Work required
Please quote every line word for word.

Stored items from a collection
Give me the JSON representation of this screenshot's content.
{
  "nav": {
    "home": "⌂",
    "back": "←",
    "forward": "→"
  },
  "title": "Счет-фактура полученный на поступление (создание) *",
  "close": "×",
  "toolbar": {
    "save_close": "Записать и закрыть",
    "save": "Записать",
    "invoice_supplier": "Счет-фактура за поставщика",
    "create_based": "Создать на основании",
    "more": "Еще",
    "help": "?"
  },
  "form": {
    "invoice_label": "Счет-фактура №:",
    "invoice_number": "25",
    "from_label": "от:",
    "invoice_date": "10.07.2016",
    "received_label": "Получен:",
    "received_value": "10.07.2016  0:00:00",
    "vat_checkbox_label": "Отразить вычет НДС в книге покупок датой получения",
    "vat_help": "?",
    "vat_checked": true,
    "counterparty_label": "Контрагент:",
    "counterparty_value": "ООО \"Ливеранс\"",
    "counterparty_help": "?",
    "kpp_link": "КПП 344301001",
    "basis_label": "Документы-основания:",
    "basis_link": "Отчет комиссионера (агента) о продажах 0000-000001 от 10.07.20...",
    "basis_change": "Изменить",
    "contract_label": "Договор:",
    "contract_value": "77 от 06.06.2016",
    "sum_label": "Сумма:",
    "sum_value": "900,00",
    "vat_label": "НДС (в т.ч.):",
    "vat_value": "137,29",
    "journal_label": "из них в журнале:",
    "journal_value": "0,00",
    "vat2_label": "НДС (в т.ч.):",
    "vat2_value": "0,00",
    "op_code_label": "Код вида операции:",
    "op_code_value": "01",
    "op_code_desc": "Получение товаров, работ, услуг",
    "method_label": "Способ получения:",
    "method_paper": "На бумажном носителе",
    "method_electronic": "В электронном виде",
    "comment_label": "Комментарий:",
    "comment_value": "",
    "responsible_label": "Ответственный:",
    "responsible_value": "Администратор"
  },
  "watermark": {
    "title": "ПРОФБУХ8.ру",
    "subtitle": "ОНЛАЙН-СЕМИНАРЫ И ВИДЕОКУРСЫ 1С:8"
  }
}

Reply to the task
Give me the JSON representation of this screenshot's content.
{
  "nav": {
    "home": "⌂",
    "back": "←",
    "forward": "→"
  },
  "title": "Счет-фактура полученный на поступление (создание) *",
  "close": "×",
  "toolbar": {
    "save_close": "Записать и закрыть",
    "save": "Записать",
    "invoice_supplier": "Счет-фактура за поставщика",
    "create_based": "Создать на основании",
    "more": "Еще",
    "help": "?"
  },
  "form": {
    "invoice_label": "Счет-фактура №:",
    "invoice_number": "25",
    "from_label": "от:",
    "invoice_date": "10.07.2016",
    "received_label": "Получен:",
    "received_value": "10.07.2016  0:00:00",
    "vat_checkbox_label": "Отразить вычет НДС в книге покупок датой получения",
    "vat_help": "?",
    "vat_checked": true,
    "counterparty_label": "Контрагент:",
    "counterparty_value": "ООО \"Ливеранс\"",
    "counterparty_help": "?",
    "kpp_link": "КПП 344301001",
    "basis_label": "Документы-основания:",
    "basis_link": "Отчет комиссионера (агента) о продажах 0000-000001 от 10.07.20...",
    "basis_change": "Изменить",
    "contract_label": "Договор:",
    "contract_value": "77 от 06.06.2016",
    "sum_label": "Сумма:",
    "sum_value": "900,00",
    "vat_label": "НДС (в т.ч.):",
    "vat_value": "137,29",
    "journal_label": "из них в журнале:",
    "journal_value": "0,00",
    "vat2_label": "НДС (в т.ч.):",
    "vat2_value": "0,00",
    "op_code_label": "Код вида операции:",
    "op_code_value": "01",
    "op_code_desc": "Получение товаров, работ, услуг",
    "method_label": "Способ получения:",
    "method_paper": "На бумажном носителе",
    "method_electronic": "В электронном виде",
    "comment_label": "Комментарий:",
    "comment_value": "",
    "responsible_label": "Ответственный:",
    "responsible_value": "Администратор"
  },
  "watermark": {
    "title": "ПРОФБУХ8.ру",
    "subtitle": "ОНЛАЙН-СЕМИНАРЫ И ВИДЕОКУРСЫ 1С:8"
  }
}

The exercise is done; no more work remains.